Reproduce all entries verbatim, with nothing added or dropped.

• Input for this task:

------------

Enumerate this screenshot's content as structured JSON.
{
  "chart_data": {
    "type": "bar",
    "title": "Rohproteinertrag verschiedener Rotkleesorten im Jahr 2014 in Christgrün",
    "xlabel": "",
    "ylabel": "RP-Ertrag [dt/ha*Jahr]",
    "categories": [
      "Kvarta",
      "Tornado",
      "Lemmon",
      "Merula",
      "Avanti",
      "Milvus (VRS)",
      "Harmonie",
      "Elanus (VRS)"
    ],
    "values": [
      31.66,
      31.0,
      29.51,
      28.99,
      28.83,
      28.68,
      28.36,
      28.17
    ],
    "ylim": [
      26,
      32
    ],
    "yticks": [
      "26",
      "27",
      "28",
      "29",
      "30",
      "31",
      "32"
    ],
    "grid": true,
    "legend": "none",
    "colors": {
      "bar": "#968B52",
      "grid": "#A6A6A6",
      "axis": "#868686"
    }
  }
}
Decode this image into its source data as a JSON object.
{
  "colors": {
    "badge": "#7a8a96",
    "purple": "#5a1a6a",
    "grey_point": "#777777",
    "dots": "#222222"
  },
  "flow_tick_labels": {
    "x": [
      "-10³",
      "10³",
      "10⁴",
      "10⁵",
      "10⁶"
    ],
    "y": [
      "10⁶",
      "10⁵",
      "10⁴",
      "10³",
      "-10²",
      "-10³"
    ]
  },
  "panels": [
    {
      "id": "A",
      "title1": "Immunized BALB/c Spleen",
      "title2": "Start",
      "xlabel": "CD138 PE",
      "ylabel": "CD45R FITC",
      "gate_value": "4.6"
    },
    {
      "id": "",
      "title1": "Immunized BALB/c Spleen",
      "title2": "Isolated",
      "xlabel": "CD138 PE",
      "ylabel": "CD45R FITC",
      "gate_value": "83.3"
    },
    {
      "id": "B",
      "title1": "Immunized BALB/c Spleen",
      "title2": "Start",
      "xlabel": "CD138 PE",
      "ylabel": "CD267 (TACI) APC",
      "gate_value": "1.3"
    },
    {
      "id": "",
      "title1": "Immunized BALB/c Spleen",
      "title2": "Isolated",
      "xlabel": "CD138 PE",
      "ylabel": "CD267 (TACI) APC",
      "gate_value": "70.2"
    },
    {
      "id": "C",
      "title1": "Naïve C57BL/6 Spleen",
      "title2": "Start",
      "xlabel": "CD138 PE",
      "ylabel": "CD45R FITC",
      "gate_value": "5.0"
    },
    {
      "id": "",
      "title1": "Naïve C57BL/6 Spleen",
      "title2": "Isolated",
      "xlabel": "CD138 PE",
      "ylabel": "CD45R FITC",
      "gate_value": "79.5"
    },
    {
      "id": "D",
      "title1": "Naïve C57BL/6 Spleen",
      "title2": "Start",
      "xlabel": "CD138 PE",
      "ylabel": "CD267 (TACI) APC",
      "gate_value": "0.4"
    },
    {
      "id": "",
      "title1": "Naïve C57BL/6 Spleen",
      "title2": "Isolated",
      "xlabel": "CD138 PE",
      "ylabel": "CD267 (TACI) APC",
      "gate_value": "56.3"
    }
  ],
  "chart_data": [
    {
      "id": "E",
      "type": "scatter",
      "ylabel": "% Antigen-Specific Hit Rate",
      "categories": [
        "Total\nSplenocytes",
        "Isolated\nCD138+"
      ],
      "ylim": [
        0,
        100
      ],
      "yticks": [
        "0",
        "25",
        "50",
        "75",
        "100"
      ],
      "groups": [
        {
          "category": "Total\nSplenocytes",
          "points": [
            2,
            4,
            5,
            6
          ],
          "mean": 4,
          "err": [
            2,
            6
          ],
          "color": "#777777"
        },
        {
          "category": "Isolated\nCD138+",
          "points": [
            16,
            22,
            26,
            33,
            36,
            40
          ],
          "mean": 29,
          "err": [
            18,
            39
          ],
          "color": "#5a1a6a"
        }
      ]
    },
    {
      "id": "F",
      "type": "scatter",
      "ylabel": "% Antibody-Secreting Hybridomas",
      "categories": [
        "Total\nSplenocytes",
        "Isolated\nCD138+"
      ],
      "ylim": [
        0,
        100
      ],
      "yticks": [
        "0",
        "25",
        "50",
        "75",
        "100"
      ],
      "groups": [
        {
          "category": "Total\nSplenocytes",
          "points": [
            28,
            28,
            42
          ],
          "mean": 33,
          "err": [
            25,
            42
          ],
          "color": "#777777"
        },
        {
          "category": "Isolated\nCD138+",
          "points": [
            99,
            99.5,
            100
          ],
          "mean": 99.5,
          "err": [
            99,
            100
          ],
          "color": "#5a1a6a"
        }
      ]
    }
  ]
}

------------

• Exercise solution:
Enumerate this screenshot's content as structured JSON.
{
  "chart_data": {
    "type": "bar",
    "title": "Rohproteinertrag verschiedener Rotkleesorten im Jahr 2014 in Christgrün",
    "xlabel": "",
    "ylabel": "RP-Ertrag [dt/ha*Jahr]",
    "categories": [
      "Kvarta",
      "Tornado",
      "Lemmon",
      "Merula",
      "Avanti",
      "Milvus (VRS)",
      "Harmonie",
      "Elanus (VRS)"
    ],
    "values": [
      31.66,
      31.0,
      29.51,
      28.99,
      28.83,
      28.68,
      28.36,
      28.17
    ],
    "ylim": [
      26,
      32
    ],
    "yticks": [
      "26",
      "27",
      "28",
      "29",
      "30",
      "31",
      "32"
    ],
    "grid": true,
    "legend": "none",
    "colors": {
      "bar": "#968B52",
      "grid": "#A6A6A6",
      "axis": "#868686"
    }
  }
}
Decode this image into its source data as a JSON object.
{
  "colors": {
    "badge": "#7a8a96",
    "purple": "#5a1a6a",
    "grey_point": "#777777",
    "dots": "#222222"
  },
  "flow_tick_labels": {
    "x": [
      "-10³",
      "10³",
      "10⁴",
      "10⁵",
      "10⁶"
    ],
    "y": [
      "10⁶",
      "10⁵",
      "10⁴",
      "10³",
      "-10²",
      "-10³"
    ]
  },
  "panels": [
    {
      "id": "A",
      "title1": "Immunized BALB/c Spleen",
      "title2": "Start",
      "xlabel": "CD138 PE",
      "ylabel": "CD45R FITC",
      "gate_value": "4.6"
    },
    {
      "id": "",
      "title1": "Immunized BALB/c Spleen",
      "title2": "Isolated",
      "xlabel": "CD138 PE",
      "ylabel": "CD45R FITC",
      "gate_value": "83.3"
    },
    {
      "id": "B",
      "title1": "Immunized BALB/c Spleen",
      "title2": "Start",
      "xlabel": "CD138 PE",
      "ylabel": "CD267 (TACI) APC",
      "gate_value": "1.3"
    },
    {
      "id": "",
      "title1": "Immunized BALB/c Spleen",
      "title2": "Isolated",
      "xlabel": "CD138 PE",
      "ylabel": "CD267 (TACI) APC",
      "gate_value": "70.2"
    },
    {
      "id": "C",
      "title1": "Naïve C57BL/6 Spleen",
      "title2": "Start",
      "xlabel": "CD138 PE",
      "ylabel": "CD45R FITC",
      "gate_value": "5.0"
    },
    {
      "id": "",
      "title1": "Naïve C57BL/6 Spleen",
      "title2": "Isolated",
      "xlabel": "CD138 PE",
      "ylabel": "CD45R FITC",
      "gate_value": "79.5"
    },
    {
      "id": "D",
      "title1": "Naïve C57BL/6 Spleen",
      "title2": "Start",
      "xlabel": "CD138 PE",
      "ylabel": "CD267 (TACI) APC",
      "gate_value": "0.4"
    },
    {
      "id": "",
      "title1": "Naïve C57BL/6 Spleen",
      "title2": "Isolated",
      "xlabel": "CD138 PE",
      "ylabel": "CD267 (TACI) APC",
      "gate_value": "56.3"
    }
  ],
  "chart_data": [
    {
      "id": "E",
      "type": "scatter",
      "ylabel": "% Antigen-Specific Hit Rate",
      "categories": [
        "Total\nSplenocytes",
        "Isolated\nCD138+"
      ],
      "ylim": [
        0,
        100
      ],
      "yticks": [
        "0",
        "25",
        "50",
        "75",
        "100"
      ],
      "groups": [
        {
          "category": "Total\nSplenocytes",
          "points": [
            2,
            4,
            5,
            6
          ],
          "mean": 4,
          "err": [
            2,
            6
          ],
          "color": "#777777"
        },
        {
          "category": "Isolated\nCD138+",
          "points": [
            16,
            22,
            26,
            33,
            36,
            40
          ],
          "mean": 29,
          "err": [
            18,
            39
          ],
          "color": "#5a1a6a"
        }
      ]
    },
    {
      "id": "F",
      "type": "scatter",
      "ylabel": "% Antibody-Secreting Hybridomas",
      "categories": [
        "Total\nSplenocytes",
        "Isolated\nCD138+"
      ],
      "ylim": [
        0,
        100
      ],
      "yticks": [
        "0",
        "25",
        "50",
        "75",
        "100"
      ],
      "groups": [
        {
          "category": "Total\nSplenocytes",
          "points": [
            28,
            28,
            42
          ],
          "mean": 33,
          "err": [
            25,
            42
          ],
          "color": "#777777"
        },
        {
          "category": "Isolated\nCD138+",
          "points": [
            99,
            99.5,
            100
          ],
          "mean": 99.5,
          "err": [
            99,
            100
          ],
          "color": "#5a1a6a"
        }
      ]
    }
  ]
}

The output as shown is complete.